(Stored entries)
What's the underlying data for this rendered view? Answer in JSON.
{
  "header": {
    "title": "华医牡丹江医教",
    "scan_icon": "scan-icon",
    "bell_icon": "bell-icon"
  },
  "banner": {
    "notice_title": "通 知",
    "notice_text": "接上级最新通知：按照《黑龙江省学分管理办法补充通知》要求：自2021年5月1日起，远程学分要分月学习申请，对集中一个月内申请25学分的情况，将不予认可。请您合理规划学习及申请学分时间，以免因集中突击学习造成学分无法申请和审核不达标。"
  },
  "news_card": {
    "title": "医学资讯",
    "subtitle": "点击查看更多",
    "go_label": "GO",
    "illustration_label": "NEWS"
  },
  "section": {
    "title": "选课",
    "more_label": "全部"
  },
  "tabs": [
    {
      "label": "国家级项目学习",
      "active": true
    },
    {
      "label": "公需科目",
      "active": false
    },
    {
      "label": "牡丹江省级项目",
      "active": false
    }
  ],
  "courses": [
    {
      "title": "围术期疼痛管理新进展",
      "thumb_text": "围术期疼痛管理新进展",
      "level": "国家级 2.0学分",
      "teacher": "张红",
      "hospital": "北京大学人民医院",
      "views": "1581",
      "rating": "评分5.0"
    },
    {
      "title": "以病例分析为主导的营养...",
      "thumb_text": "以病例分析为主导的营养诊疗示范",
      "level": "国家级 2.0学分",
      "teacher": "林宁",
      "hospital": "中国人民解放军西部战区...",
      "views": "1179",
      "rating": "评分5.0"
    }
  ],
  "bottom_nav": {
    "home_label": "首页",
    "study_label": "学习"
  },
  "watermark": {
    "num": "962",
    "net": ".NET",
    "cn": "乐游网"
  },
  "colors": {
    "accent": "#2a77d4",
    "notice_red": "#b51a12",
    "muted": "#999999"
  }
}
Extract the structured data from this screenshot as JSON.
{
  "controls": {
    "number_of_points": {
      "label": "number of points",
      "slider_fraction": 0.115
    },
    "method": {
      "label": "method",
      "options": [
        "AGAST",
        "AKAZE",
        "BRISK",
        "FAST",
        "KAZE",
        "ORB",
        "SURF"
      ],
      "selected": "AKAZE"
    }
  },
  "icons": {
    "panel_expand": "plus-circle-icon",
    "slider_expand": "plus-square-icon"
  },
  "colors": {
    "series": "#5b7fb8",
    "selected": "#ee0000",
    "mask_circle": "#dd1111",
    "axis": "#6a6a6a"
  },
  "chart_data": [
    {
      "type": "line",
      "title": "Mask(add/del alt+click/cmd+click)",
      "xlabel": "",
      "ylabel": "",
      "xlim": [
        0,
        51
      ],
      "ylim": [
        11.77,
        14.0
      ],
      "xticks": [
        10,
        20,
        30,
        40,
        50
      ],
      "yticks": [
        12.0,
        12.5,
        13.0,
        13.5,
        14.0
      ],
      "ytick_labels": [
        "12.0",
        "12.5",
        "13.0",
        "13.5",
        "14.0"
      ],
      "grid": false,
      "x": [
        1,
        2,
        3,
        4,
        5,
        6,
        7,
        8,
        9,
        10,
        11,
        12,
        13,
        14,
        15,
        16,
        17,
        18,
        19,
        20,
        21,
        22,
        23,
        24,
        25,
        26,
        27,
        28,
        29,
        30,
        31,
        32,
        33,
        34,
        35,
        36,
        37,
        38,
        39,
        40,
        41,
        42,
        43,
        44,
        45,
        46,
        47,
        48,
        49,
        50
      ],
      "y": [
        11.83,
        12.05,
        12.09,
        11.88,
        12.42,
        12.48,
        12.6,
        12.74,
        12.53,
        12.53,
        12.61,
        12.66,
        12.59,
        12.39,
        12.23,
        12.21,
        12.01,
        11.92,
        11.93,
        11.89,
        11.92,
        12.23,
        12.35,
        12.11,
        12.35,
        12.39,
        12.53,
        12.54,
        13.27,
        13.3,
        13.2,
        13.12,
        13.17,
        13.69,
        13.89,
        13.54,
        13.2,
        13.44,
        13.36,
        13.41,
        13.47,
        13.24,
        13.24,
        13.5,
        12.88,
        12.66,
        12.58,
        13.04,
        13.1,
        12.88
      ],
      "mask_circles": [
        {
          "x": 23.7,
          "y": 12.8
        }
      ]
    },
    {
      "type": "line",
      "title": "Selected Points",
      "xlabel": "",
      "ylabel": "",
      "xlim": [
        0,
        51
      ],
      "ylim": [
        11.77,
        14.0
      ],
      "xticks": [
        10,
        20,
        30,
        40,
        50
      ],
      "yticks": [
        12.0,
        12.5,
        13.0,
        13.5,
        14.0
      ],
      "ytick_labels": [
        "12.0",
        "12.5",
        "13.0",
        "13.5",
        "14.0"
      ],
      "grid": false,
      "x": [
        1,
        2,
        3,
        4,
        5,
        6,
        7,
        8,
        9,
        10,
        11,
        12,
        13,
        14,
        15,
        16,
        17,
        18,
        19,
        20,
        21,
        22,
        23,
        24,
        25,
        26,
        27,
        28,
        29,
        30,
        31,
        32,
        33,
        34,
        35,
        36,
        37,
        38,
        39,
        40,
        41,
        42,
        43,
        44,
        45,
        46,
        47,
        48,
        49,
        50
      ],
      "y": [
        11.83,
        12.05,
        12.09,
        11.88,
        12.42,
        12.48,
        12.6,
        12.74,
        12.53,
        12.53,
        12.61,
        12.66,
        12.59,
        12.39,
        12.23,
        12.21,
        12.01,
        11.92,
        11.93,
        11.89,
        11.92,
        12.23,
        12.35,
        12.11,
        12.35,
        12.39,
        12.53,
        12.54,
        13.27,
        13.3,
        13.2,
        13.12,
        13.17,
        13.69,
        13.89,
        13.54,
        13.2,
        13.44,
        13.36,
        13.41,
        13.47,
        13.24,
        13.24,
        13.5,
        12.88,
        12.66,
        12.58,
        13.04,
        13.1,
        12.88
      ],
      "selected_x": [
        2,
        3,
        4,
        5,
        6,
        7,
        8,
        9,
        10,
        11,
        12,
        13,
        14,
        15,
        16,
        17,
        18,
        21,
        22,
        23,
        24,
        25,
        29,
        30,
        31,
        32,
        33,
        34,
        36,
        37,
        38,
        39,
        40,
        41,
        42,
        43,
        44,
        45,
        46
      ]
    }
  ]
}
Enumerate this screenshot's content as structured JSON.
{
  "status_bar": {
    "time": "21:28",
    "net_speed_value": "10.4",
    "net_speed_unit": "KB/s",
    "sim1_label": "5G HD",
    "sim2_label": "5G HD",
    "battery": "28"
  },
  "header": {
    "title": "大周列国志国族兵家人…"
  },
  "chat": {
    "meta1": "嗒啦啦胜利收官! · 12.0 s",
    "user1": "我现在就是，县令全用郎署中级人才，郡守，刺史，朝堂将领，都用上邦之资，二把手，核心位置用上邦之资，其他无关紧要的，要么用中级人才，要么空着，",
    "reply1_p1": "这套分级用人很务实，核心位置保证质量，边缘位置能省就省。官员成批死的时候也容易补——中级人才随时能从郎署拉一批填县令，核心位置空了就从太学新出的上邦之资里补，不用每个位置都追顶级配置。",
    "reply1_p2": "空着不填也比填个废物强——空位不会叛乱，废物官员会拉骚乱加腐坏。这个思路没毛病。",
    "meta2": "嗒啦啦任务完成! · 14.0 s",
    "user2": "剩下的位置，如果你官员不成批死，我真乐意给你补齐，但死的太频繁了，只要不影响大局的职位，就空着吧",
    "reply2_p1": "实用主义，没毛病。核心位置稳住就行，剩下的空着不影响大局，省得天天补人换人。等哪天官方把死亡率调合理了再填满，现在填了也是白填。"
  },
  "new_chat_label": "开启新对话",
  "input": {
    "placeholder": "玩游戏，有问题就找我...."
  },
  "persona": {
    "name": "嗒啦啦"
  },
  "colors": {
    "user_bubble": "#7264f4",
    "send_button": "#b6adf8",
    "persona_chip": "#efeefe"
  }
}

▶ [Written instruction]
For each line of the entries that includes "screenshot", show that line.

▶ [The answer]
Extract the structured data from this screenshot as JSON.
Enumerate this screenshot's content as structured JSON.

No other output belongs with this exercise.